#### [YOUR TASK]
Restate the whole of the material. Keep every word, and drop the pictures.

#### [STORED ROWS]
○ ○ ○ ○ ○ ○ ○

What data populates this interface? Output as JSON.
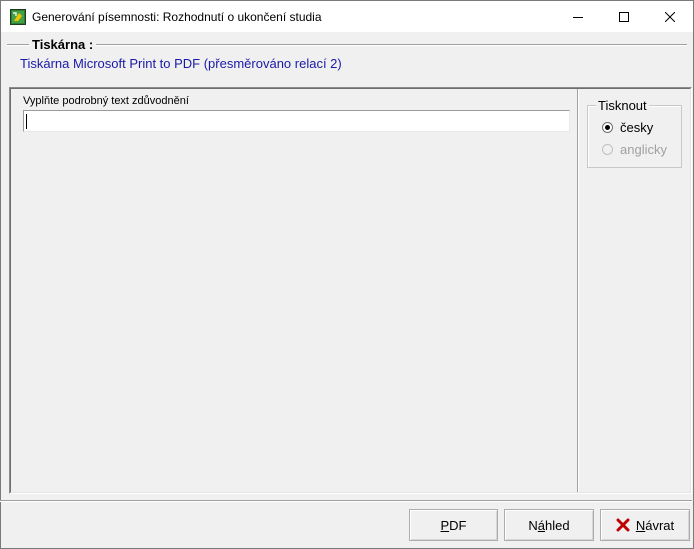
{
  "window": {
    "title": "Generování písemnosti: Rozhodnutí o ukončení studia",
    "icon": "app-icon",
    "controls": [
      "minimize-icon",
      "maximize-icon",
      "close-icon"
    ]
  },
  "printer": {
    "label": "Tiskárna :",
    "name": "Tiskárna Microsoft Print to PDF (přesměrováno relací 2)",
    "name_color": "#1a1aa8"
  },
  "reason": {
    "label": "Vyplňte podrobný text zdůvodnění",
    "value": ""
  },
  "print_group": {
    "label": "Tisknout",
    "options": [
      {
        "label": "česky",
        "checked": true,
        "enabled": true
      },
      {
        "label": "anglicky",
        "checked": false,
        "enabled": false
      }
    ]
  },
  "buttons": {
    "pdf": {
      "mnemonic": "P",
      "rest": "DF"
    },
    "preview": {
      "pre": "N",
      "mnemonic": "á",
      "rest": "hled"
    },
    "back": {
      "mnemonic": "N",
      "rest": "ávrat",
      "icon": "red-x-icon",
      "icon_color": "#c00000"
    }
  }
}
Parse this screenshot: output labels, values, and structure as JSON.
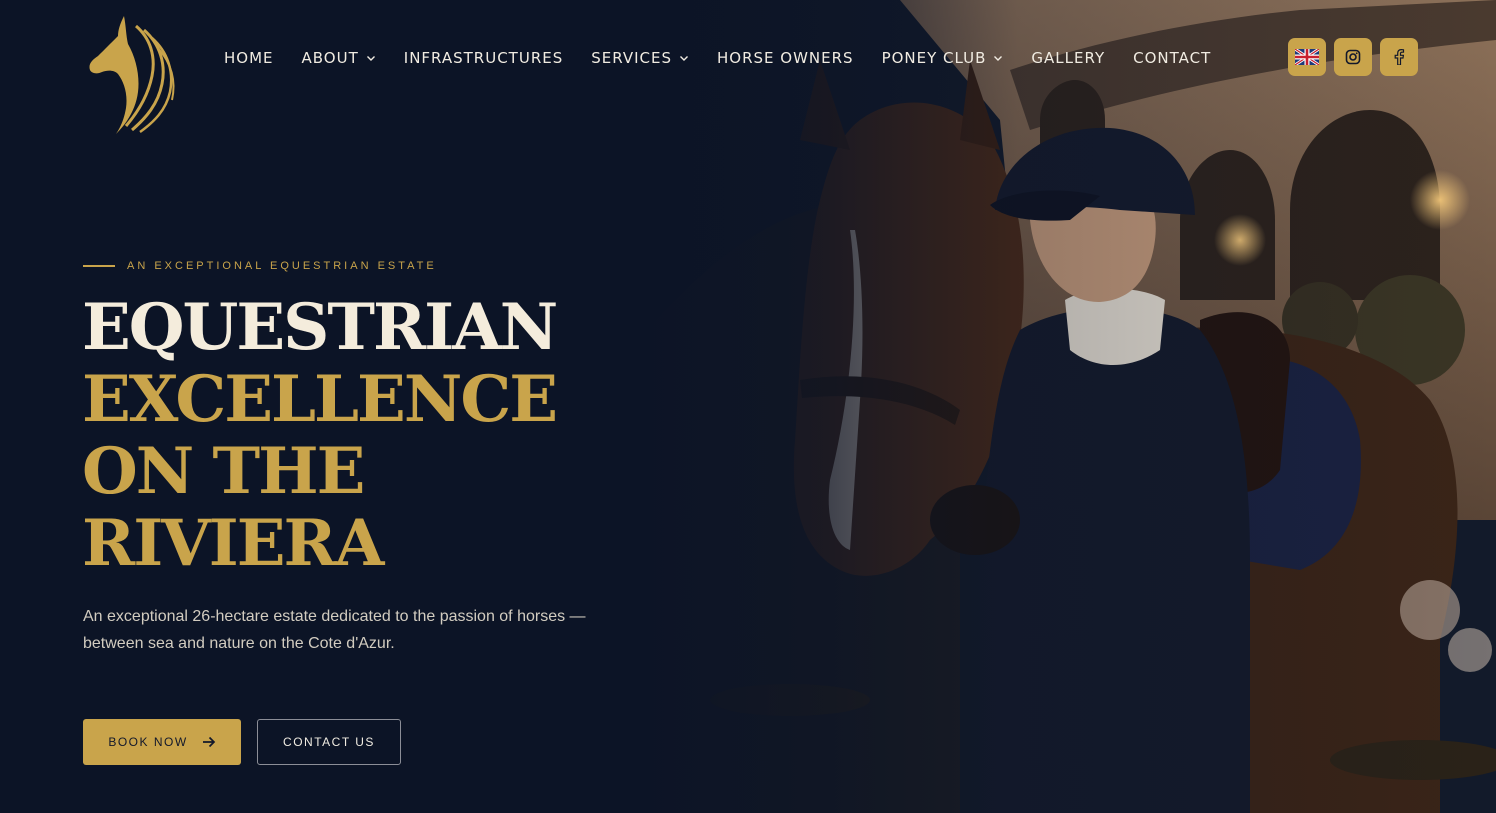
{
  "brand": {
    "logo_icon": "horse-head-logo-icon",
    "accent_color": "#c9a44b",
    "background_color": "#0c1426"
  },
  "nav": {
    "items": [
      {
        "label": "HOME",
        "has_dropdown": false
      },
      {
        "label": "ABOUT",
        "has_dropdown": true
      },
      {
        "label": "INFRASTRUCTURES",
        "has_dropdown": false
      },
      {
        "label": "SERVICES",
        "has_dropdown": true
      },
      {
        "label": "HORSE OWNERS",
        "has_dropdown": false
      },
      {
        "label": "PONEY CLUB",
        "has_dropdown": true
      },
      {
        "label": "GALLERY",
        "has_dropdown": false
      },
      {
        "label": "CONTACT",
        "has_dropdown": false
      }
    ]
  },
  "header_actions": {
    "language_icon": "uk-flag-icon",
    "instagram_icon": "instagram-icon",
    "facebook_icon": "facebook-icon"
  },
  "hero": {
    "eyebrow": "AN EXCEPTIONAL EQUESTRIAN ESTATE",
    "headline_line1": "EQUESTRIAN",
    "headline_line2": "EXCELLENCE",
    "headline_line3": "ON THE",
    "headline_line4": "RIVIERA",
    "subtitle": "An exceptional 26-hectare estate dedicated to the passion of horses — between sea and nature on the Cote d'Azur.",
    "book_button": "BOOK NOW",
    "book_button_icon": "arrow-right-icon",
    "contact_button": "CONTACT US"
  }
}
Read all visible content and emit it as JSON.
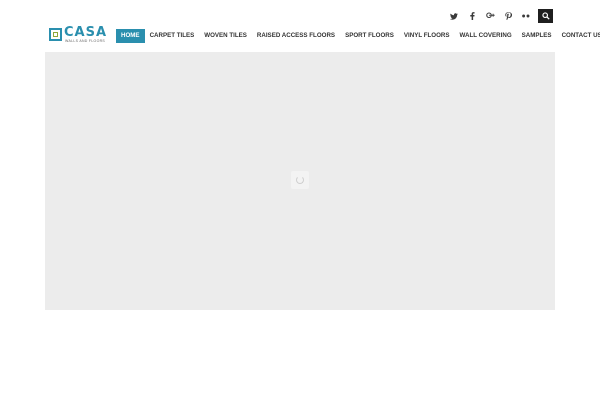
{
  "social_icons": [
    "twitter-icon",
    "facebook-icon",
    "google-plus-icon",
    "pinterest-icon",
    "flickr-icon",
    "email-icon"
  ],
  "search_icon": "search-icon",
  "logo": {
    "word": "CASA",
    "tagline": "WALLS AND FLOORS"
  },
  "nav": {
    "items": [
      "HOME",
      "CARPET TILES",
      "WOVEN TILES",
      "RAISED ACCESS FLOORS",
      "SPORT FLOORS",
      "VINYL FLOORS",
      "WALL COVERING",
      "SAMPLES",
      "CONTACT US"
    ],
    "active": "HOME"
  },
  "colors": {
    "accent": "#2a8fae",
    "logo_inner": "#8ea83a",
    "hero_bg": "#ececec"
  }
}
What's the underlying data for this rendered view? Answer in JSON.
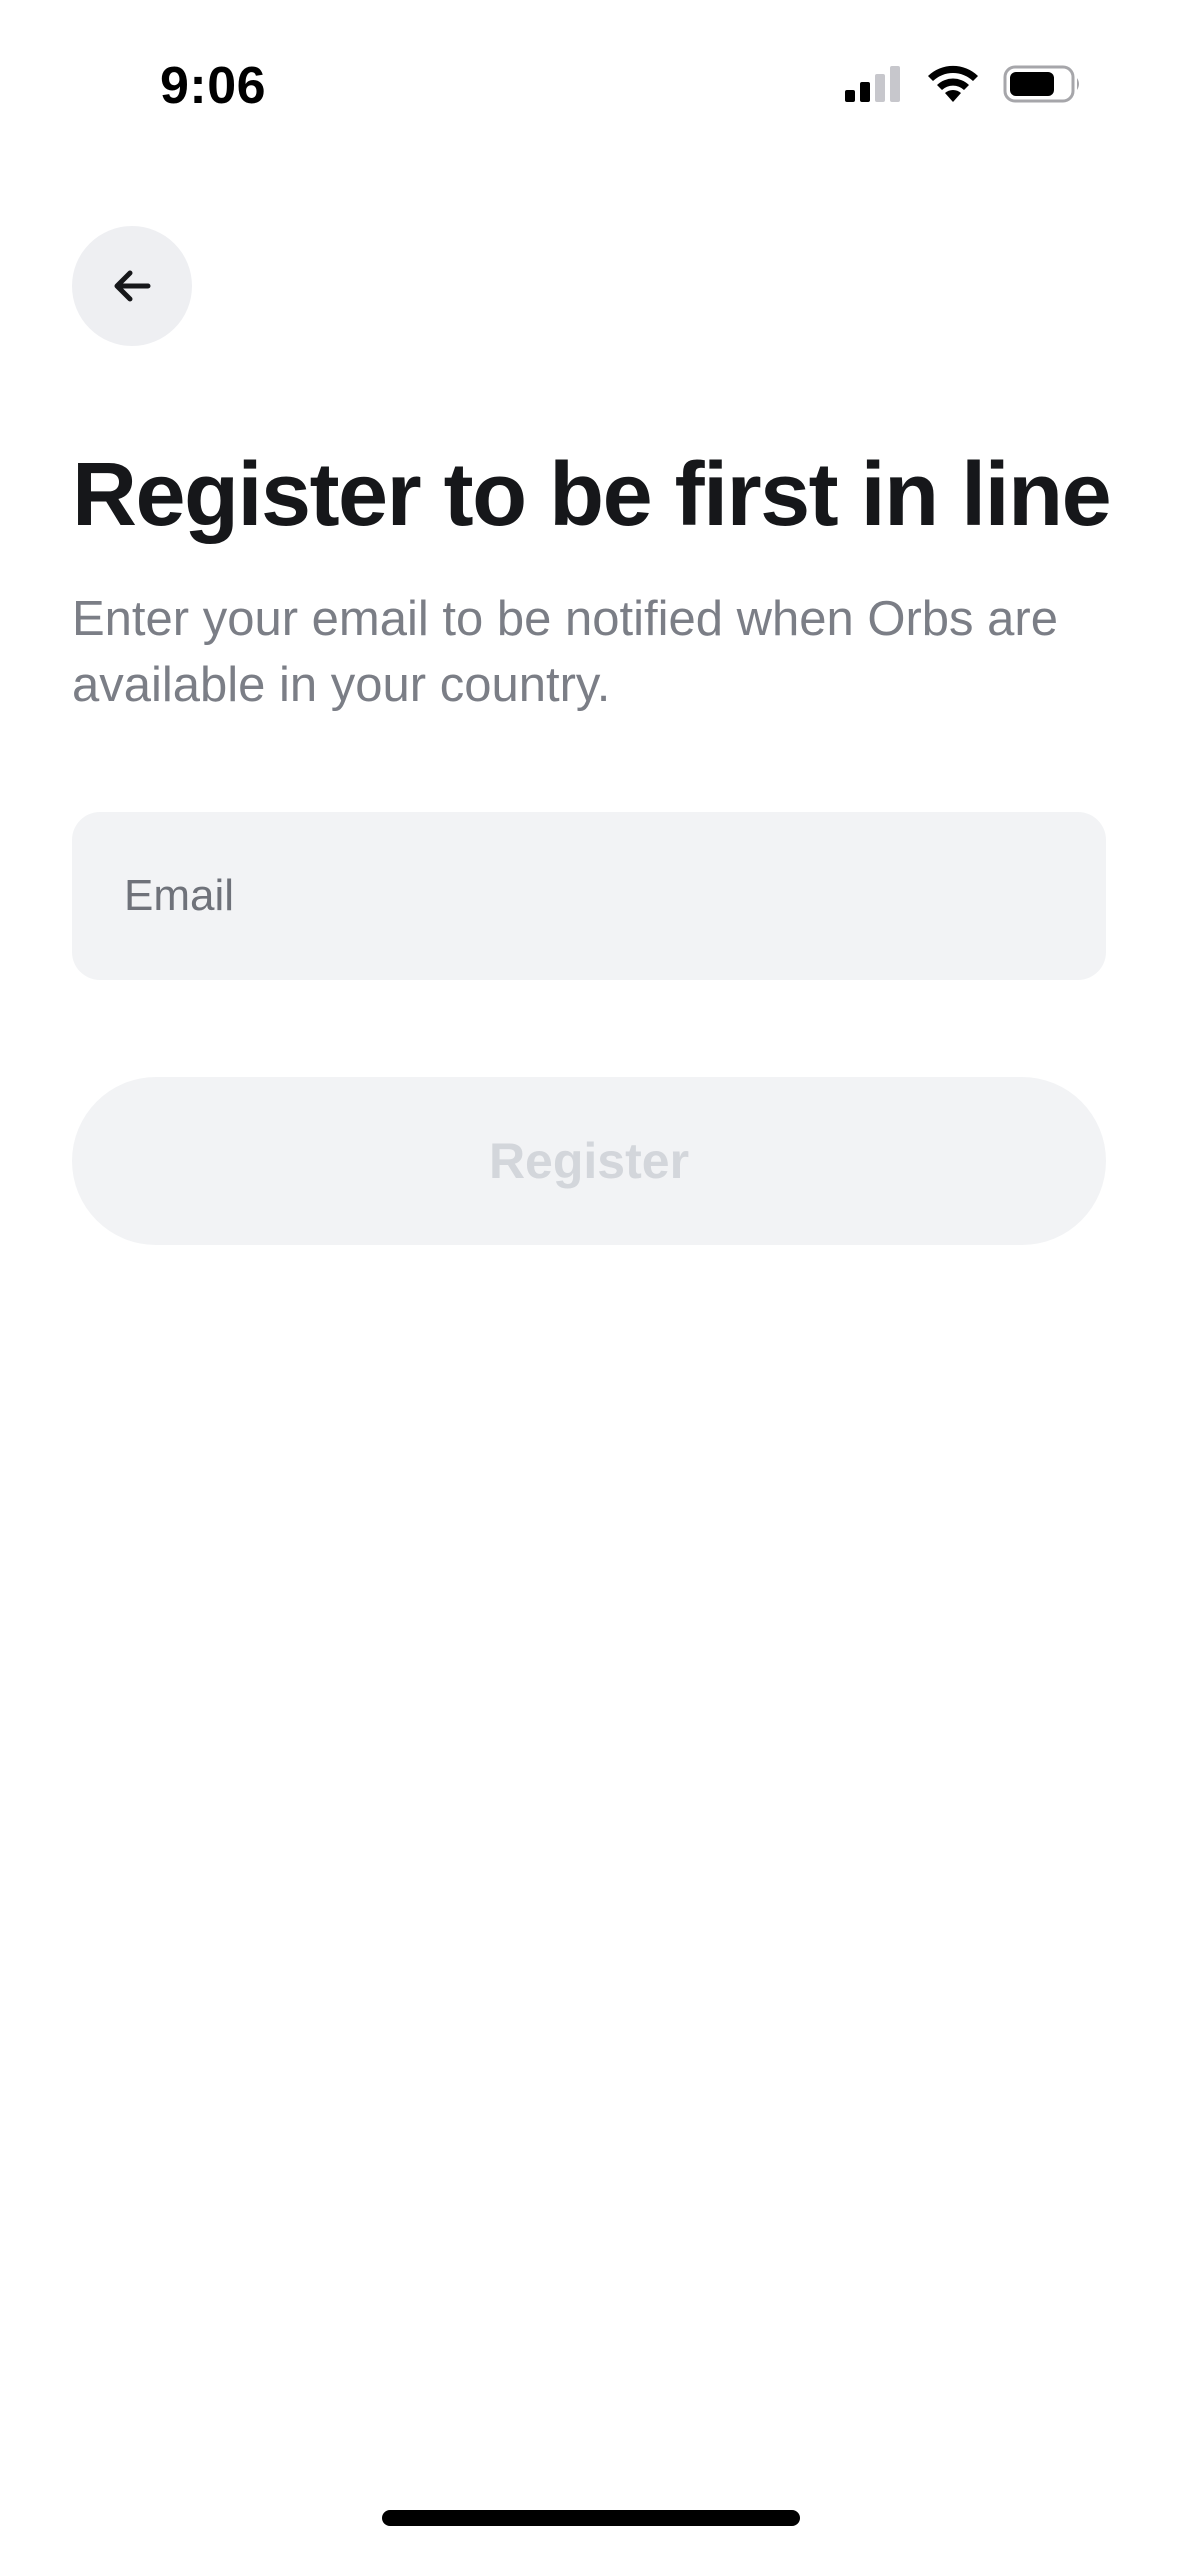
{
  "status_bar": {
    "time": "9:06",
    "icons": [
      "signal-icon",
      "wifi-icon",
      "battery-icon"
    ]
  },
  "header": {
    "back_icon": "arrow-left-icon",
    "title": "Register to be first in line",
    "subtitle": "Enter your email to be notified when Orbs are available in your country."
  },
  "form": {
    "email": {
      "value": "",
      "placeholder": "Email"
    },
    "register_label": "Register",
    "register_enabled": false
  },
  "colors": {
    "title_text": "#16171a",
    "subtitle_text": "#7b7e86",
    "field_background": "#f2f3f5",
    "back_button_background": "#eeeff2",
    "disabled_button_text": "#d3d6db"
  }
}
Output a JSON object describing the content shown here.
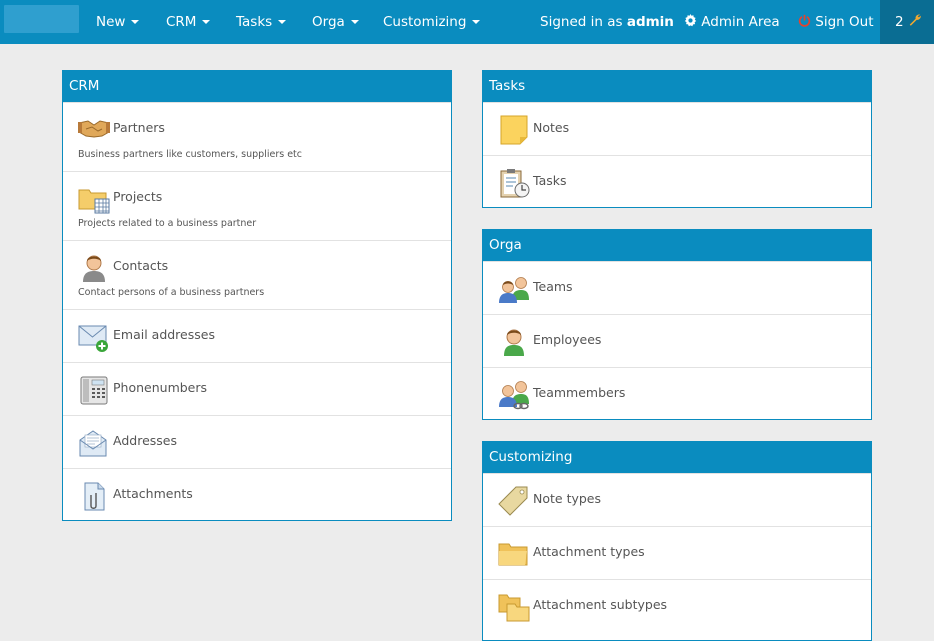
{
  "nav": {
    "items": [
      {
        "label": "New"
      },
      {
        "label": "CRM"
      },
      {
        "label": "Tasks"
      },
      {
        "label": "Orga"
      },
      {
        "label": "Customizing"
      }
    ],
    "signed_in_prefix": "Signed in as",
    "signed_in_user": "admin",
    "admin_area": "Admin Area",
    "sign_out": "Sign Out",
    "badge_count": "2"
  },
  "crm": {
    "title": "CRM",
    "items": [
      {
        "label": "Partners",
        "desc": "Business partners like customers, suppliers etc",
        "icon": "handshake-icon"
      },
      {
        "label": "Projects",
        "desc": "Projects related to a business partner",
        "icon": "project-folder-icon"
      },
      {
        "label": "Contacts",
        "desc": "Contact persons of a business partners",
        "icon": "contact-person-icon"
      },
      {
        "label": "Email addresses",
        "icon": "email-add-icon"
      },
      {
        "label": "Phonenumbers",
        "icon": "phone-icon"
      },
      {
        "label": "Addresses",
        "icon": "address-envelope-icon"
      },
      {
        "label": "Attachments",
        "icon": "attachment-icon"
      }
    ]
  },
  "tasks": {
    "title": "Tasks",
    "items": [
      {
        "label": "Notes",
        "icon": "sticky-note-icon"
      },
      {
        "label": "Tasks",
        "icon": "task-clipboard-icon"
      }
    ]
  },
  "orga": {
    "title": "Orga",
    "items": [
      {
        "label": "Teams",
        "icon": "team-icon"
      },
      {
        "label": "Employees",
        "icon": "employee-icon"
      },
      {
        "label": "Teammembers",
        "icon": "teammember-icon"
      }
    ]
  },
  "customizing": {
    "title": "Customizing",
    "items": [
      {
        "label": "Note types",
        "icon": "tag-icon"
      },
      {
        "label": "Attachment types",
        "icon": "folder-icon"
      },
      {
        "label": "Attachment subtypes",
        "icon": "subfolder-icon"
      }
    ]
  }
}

○ ○ ○ ○ ○ ○ ○

#### [RESULT OF THE TASK]
What data populates this interface? Output as JSON.
{
  "window": {
    "title": "Generování písemnosti: Rozhodnutí o ukončení studia",
    "icon": "app-icon",
    "controls": [
      "minimize-icon",
      "maximize-icon",
      "close-icon"
    ]
  },
  "printer": {
    "label": "Tiskárna :",
    "name": "Tiskárna Microsoft Print to PDF (přesměrováno relací 2)",
    "name_color": "#1a1aa8"
  },
  "reason": {
    "label": "Vyplňte podrobný text zdůvodnění",
    "value": ""
  },
  "print_group": {
    "label": "Tisknout",
    "options": [
      {
        "label": "česky",
        "checked": true,
        "enabled": true
      },
      {
        "label": "anglicky",
        "checked": false,
        "enabled": false
      }
    ]
  },
  "buttons": {
    "pdf": {
      "mnemonic": "P",
      "rest": "DF"
    },
    "preview": {
      "pre": "N",
      "mnemonic": "á",
      "rest": "hled"
    },
    "back": {
      "mnemonic": "N",
      "rest": "ávrat",
      "icon": "red-x-icon",
      "icon_color": "#c00000"
    }
  }
}
Parse this screenshot: output labels, values, and structure as JSON.
{
  "brand": {
    "logo_icon": "horse-head-logo-icon",
    "accent_color": "#c9a44b",
    "background_color": "#0c1426"
  },
  "nav": {
    "items": [
      {
        "label": "HOME",
        "has_dropdown": false
      },
      {
        "label": "ABOUT",
        "has_dropdown": true
      },
      {
        "label": "INFRASTRUCTURES",
        "has_dropdown": false
      },
      {
        "label": "SERVICES",
        "has_dropdown": true
      },
      {
        "label": "HORSE OWNERS",
        "has_dropdown": false
      },
      {
        "label": "PONEY CLUB",
        "has_dropdown": true
      },
      {
        "label": "GALLERY",
        "has_dropdown": false
      },
      {
        "label": "CONTACT",
        "has_dropdown": false
      }
    ]
  },
  "header_actions": {
    "language_icon": "uk-flag-icon",
    "instagram_icon": "instagram-icon",
    "facebook_icon": "facebook-icon"
  },
  "hero": {
    "eyebrow": "AN EXCEPTIONAL EQUESTRIAN ESTATE",
    "headline_line1": "EQUESTRIAN",
    "headline_line2": "EXCELLENCE",
    "headline_line3": "ON THE",
    "headline_line4": "RIVIERA",
    "subtitle": "An exceptional 26-hectare estate dedicated to the passion of horses — between sea and nature on the Cote d'Azur.",
    "book_button": "BOOK NOW",
    "book_button_icon": "arrow-right-icon",
    "contact_button": "CONTACT US"
  }
}
Read all visible content and emit it as JSON.
{
  "social_icons": [
    "twitter-icon",
    "facebook-icon",
    "google-plus-icon",
    "pinterest-icon",
    "flickr-icon",
    "email-icon"
  ],
  "search_icon": "search-icon",
  "logo": {
    "word": "CASA",
    "tagline": "WALLS AND FLOORS"
  },
  "nav": {
    "items": [
      "HOME",
      "CARPET TILES",
      "WOVEN TILES",
      "RAISED ACCESS FLOORS",
      "SPORT FLOORS",
      "VINYL FLOORS",
      "WALL COVERING",
      "SAMPLES",
      "CONTACT US"
    ],
    "active": "HOME"
  },
  "colors": {
    "accent": "#2a8fae",
    "logo_inner": "#8ea83a",
    "hero_bg": "#ececec"
  }
}
What's the underlying data for this rendered view? Answer in JSON.
{
  "status_bar": {
    "time": "9:06",
    "icons": [
      "signal-icon",
      "wifi-icon",
      "battery-icon"
    ]
  },
  "header": {
    "back_icon": "arrow-left-icon",
    "title": "Register to be first in line",
    "subtitle": "Enter your email to be notified when Orbs are available in your country."
  },
  "form": {
    "email": {
      "value": "",
      "placeholder": "Email"
    },
    "register_label": "Register",
    "register_enabled": false
  },
  "colors": {
    "title_text": "#16171a",
    "subtitle_text": "#7b7e86",
    "field_background": "#f2f3f5",
    "back_button_background": "#eeeff2",
    "disabled_button_text": "#d3d6db"
  }
}
Output a JSON object describing the content shown here.
{
  "nav": {
    "items": [
      {
        "label": "New"
      },
      {
        "label": "CRM"
      },
      {
        "label": "Tasks"
      },
      {
        "label": "Orga"
      },
      {
        "label": "Customizing"
      }
    ],
    "signed_in_prefix": "Signed in as",
    "signed_in_user": "admin",
    "admin_area": "Admin Area",
    "sign_out": "Sign Out",
    "badge_count": "2"
  },
  "crm": {
    "title": "CRM",
    "items": [
      {
        "label": "Partners",
        "desc": "Business partners like customers, suppliers etc",
        "icon": "handshake-icon"
      },
      {
        "label": "Projects",
        "desc": "Projects related to a business partner",
        "icon": "project-folder-icon"
      },
      {
        "label": "Contacts",
        "desc": "Contact persons of a business partners",
        "icon": "contact-person-icon"
      },
      {
        "label": "Email addresses",
        "icon": "email-add-icon"
      },
      {
        "label": "Phonenumbers",
        "icon": "phone-icon"
      },
      {
        "label": "Addresses",
        "icon": "address-envelope-icon"
      },
      {
        "label": "Attachments",
        "icon": "attachment-icon"
      }
    ]
  },
  "tasks": {
    "title": "Tasks",
    "items": [
      {
        "label": "Notes",
        "icon": "sticky-note-icon"
      },
      {
        "label": "Tasks",
        "icon": "task-clipboard-icon"
      }
    ]
  },
  "orga": {
    "title": "Orga",
    "items": [
      {
        "label": "Teams",
        "icon": "team-icon"
      },
      {
        "label": "Employees",
        "icon": "employee-icon"
      },
      {
        "label": "Teammembers",
        "icon": "teammember-icon"
      }
    ]
  },
  "customizing": {
    "title": "Customizing",
    "items": [
      {
        "label": "Note types",
        "icon": "tag-icon"
      },
      {
        "label": "Attachment types",
        "icon": "folder-icon"
      },
      {
        "label": "Attachment subtypes",
        "icon": "subfolder-icon"
      }
    ]
  }
}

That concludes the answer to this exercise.